=== Section Start ===

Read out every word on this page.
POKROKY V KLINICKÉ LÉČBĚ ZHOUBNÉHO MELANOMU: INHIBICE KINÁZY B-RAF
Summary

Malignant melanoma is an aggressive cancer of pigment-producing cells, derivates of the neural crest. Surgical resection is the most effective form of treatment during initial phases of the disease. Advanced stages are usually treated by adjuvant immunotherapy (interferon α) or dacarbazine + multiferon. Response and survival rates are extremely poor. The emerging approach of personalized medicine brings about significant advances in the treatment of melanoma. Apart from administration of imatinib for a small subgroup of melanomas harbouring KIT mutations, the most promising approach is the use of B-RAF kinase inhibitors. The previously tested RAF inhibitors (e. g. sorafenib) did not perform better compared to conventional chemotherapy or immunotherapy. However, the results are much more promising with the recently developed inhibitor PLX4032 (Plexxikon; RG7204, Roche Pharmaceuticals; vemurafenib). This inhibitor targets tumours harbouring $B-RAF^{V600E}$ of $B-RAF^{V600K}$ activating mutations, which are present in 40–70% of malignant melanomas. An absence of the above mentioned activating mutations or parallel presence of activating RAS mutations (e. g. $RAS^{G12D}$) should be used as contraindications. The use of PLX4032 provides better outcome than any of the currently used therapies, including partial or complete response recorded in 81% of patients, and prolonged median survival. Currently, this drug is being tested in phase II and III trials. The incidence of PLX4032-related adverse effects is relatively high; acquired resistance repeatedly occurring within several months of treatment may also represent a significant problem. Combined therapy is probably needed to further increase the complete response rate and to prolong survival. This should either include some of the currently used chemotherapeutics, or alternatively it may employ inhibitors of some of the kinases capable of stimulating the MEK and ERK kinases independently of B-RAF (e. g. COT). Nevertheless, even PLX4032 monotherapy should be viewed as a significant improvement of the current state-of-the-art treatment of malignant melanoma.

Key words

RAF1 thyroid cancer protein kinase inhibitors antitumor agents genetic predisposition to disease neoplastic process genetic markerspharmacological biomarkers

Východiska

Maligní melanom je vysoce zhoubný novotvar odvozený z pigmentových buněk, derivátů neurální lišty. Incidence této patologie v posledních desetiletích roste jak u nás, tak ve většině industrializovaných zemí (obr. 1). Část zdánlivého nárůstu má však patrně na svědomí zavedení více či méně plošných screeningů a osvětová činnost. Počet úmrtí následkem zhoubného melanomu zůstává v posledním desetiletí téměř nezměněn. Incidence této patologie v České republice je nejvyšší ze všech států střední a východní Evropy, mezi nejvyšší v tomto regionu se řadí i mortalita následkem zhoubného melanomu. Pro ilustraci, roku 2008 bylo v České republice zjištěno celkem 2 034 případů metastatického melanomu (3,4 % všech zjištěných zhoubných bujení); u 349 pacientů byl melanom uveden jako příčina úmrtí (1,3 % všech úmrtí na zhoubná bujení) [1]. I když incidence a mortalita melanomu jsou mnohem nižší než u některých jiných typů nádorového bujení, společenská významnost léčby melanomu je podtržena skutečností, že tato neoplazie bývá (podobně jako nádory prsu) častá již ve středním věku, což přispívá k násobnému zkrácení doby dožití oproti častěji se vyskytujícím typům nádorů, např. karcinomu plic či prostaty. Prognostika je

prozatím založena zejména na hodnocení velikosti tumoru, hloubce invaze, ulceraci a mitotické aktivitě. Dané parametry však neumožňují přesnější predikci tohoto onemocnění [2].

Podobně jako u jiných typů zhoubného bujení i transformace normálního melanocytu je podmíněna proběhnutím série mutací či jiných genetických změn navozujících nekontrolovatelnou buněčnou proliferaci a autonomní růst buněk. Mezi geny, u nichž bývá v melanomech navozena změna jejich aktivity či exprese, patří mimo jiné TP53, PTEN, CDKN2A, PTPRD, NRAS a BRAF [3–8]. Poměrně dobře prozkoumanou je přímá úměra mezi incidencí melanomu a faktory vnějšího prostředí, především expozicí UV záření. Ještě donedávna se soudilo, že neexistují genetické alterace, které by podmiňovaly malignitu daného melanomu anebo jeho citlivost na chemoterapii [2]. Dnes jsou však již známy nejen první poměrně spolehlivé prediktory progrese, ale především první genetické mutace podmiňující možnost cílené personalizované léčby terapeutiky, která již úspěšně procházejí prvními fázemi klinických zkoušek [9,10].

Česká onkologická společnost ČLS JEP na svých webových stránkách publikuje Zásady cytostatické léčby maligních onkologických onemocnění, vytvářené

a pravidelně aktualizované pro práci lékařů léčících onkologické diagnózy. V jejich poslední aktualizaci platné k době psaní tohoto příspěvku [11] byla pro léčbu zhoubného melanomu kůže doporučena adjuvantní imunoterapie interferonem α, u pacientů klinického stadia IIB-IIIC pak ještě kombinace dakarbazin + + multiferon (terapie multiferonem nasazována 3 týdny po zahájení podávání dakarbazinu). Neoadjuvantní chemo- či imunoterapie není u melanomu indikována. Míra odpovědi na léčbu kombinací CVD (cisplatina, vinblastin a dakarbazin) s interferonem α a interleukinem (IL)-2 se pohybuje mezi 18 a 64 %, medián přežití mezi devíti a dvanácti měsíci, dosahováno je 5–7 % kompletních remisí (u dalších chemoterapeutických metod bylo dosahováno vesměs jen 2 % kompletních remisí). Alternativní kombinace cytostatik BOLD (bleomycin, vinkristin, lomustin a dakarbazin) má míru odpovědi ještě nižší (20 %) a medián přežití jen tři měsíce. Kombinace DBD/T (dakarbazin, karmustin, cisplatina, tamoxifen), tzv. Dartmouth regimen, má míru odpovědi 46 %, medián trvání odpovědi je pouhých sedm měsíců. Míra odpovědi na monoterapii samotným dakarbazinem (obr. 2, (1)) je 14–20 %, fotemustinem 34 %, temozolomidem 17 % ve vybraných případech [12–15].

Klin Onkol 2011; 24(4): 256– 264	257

=== Section End ===

▸ **YOUR GOAL**: Please copy out every entry exactly, with nothing omitted.

▸ **PROBLEM SOLUTION**:
Read out every word on this page.
POKROKY V KLINICKÉ LÉČBĚ ZHOUBNÉHO MELANOMU: INHIBICE KINÁZY B-RAF
Summary

Malignant melanoma is an aggressive cancer of pigment-producing cells, derivates of the neural crest. Surgical resection is the most effective form of treatment during initial phases of the disease. Advanced stages are usually treated by adjuvant immunotherapy (interferon α) or dacarbazine + multiferon. Response and survival rates are extremely poor. The emerging approach of personalized medicine brings about significant advances in the treatment of melanoma. Apart from administration of imatinib for a small subgroup of melanomas harbouring KIT mutations, the most promising approach is the use of B-RAF kinase inhibitors. The previously tested RAF inhibitors (e. g. sorafenib) did not perform better compared to conventional chemotherapy or immunotherapy. However, the results are much more promising with the recently developed inhibitor PLX4032 (Plexxikon; RG7204, Roche Pharmaceuticals; vemurafenib). This inhibitor targets tumours harbouring $B-RAF^{V600E}$ of $B-RAF^{V600K}$ activating mutations, which are present in 40–70% of malignant melanomas. An absence of the above mentioned activating mutations or parallel presence of activating RAS mutations (e. g. $RAS^{G12D}$) should be used as contraindications. The use of PLX4032 provides better outcome than any of the currently used therapies, including partial or complete response recorded in 81% of patients, and prolonged median survival. Currently, this drug is being tested in phase II and III trials. The incidence of PLX4032-related adverse effects is relatively high; acquired resistance repeatedly occurring within several months of treatment may also represent a significant problem. Combined therapy is probably needed to further increase the complete response rate and to prolong survival. This should either include some of the currently used chemotherapeutics, or alternatively it may employ inhibitors of some of the kinases capable of stimulating the MEK and ERK kinases independently of B-RAF (e. g. COT). Nevertheless, even PLX4032 monotherapy should be viewed as a significant improvement of the current state-of-the-art treatment of malignant melanoma.

Key words

RAF1 thyroid cancer protein kinase inhibitors antitumor agents genetic predisposition to disease neoplastic process genetic markerspharmacological biomarkers

Východiska

Maligní melanom je vysoce zhoubný novotvar odvozený z pigmentových buněk, derivátů neurální lišty. Incidence této patologie v posledních desetiletích roste jak u nás, tak ve většině industrializovaných zemí (obr. 1). Část zdánlivého nárůstu má však patrně na svědomí zavedení více či méně plošných screeningů a osvětová činnost. Počet úmrtí následkem zhoubného melanomu zůstává v posledním desetiletí téměř nezměněn. Incidence této patologie v České republice je nejvyšší ze všech států střední a východní Evropy, mezi nejvyšší v tomto regionu se řadí i mortalita následkem zhoubného melanomu. Pro ilustraci, roku 2008 bylo v České republice zjištěno celkem 2 034 případů metastatického melanomu (3,4 % všech zjištěných zhoubných bujení); u 349 pacientů byl melanom uveden jako příčina úmrtí (1,3 % všech úmrtí na zhoubná bujení) [1]. I když incidence a mortalita melanomu jsou mnohem nižší než u některých jiných typů nádorového bujení, společenská významnost léčby melanomu je podtržena skutečností, že tato neoplazie bývá (podobně jako nádory prsu) častá již ve středním věku, což přispívá k násobnému zkrácení doby dožití oproti častěji se vyskytujícím typům nádorů, např. karcinomu plic či prostaty. Prognostika je

prozatím založena zejména na hodnocení velikosti tumoru, hloubce invaze, ulceraci a mitotické aktivitě. Dané parametry však neumožňují přesnější predikci tohoto onemocnění [2].

Podobně jako u jiných typů zhoubného bujení i transformace normálního melanocytu je podmíněna proběhnutím série mutací či jiných genetických změn navozujících nekontrolovatelnou buněčnou proliferaci a autonomní růst buněk. Mezi geny, u nichž bývá v melanomech navozena změna jejich aktivity či exprese, patří mimo jiné TP53, PTEN, CDKN2A, PTPRD, NRAS a BRAF [3–8]. Poměrně dobře prozkoumanou je přímá úměra mezi incidencí melanomu a faktory vnějšího prostředí, především expozicí UV záření. Ještě donedávna se soudilo, že neexistují genetické alterace, které by podmiňovaly malignitu daného melanomu anebo jeho citlivost na chemoterapii [2]. Dnes jsou však již známy nejen první poměrně spolehlivé prediktory progrese, ale především první genetické mutace podmiňující možnost cílené personalizované léčby terapeutiky, která již úspěšně procházejí prvními fázemi klinických zkoušek [9,10].

Česká onkologická společnost ČLS JEP na svých webových stránkách publikuje Zásady cytostatické léčby maligních onkologických onemocnění, vytvářené

a pravidelně aktualizované pro práci lékařů léčících onkologické diagnózy. V jejich poslední aktualizaci platné k době psaní tohoto příspěvku [11] byla pro léčbu zhoubného melanomu kůže doporučena adjuvantní imunoterapie interferonem α, u pacientů klinického stadia IIB-IIIC pak ještě kombinace dakarbazin + + multiferon (terapie multiferonem nasazována 3 týdny po zahájení podávání dakarbazinu). Neoadjuvantní chemo- či imunoterapie není u melanomu indikována. Míra odpovědi na léčbu kombinací CVD (cisplatina, vinblastin a dakarbazin) s interferonem α a interleukinem (IL)-2 se pohybuje mezi 18 a 64 %, medián přežití mezi devíti a dvanácti měsíci, dosahováno je 5–7 % kompletních remisí (u dalších chemoterapeutických metod bylo dosahováno vesměs jen 2 % kompletních remisí). Alternativní kombinace cytostatik BOLD (bleomycin, vinkristin, lomustin a dakarbazin) má míru odpovědi ještě nižší (20 %) a medián přežití jen tři měsíce. Kombinace DBD/T (dakarbazin, karmustin, cisplatina, tamoxifen), tzv. Dartmouth regimen, má míru odpovědi 46 %, medián trvání odpovědi je pouhých sedm měsíců. Míra odpovědi na monoterapii samotným dakarbazinem (obr. 2, (1)) je 14–20 %, fotemustinem 34 %, temozolomidem 17 % ve vybraných případech [12–15].

Klin Onkol 2011; 24(4): 256– 264	257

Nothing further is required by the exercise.